Instructions for the task:
Below is a listing; write it out exactly and drop any images from it.
— BEGIN Input rows —
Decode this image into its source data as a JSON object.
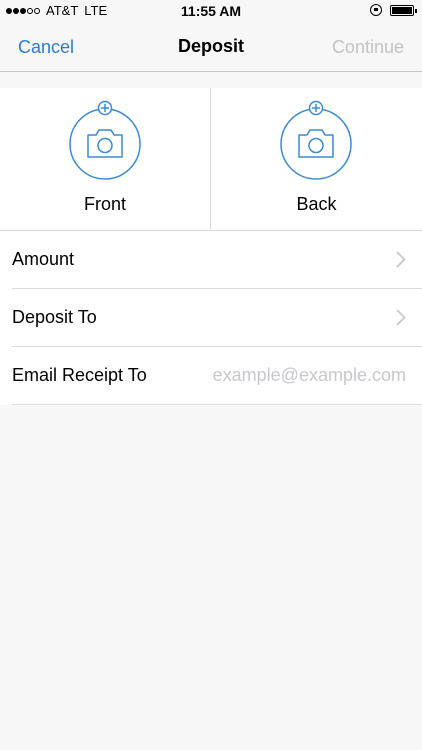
{
  "status_bar": {
    "carrier": "AT&T",
    "network": "LTE",
    "time": "11:55 AM",
    "signal_bars_filled": 3,
    "signal_bars_total": 5
  },
  "nav": {
    "cancel_label": "Cancel",
    "title": "Deposit",
    "continue_label": "Continue",
    "accent_color": "#2a7bd4",
    "disabled_color": "#c3c3c3"
  },
  "capture": {
    "front_label": "Front",
    "back_label": "Back",
    "icon": "camera-add-icon",
    "icon_color": "#3a8ad6"
  },
  "form": {
    "amount_label": "Amount",
    "deposit_to_label": "Deposit To",
    "email_label": "Email Receipt To",
    "email_placeholder": "example@example.com",
    "email_value": ""
  }
}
— END Input rows —
In response:
Decode this image into its source data as a JSON object.
{
  "status_bar": {
    "carrier": "AT&T",
    "network": "LTE",
    "time": "11:55 AM",
    "signal_bars_filled": 3,
    "signal_bars_total": 5
  },
  "nav": {
    "cancel_label": "Cancel",
    "title": "Deposit",
    "continue_label": "Continue",
    "accent_color": "#2a7bd4",
    "disabled_color": "#c3c3c3"
  },
  "capture": {
    "front_label": "Front",
    "back_label": "Back",
    "icon": "camera-add-icon",
    "icon_color": "#3a8ad6"
  },
  "form": {
    "amount_label": "Amount",
    "deposit_to_label": "Deposit To",
    "email_label": "Email Receipt To",
    "email_placeholder": "example@example.com",
    "email_value": ""
  }
}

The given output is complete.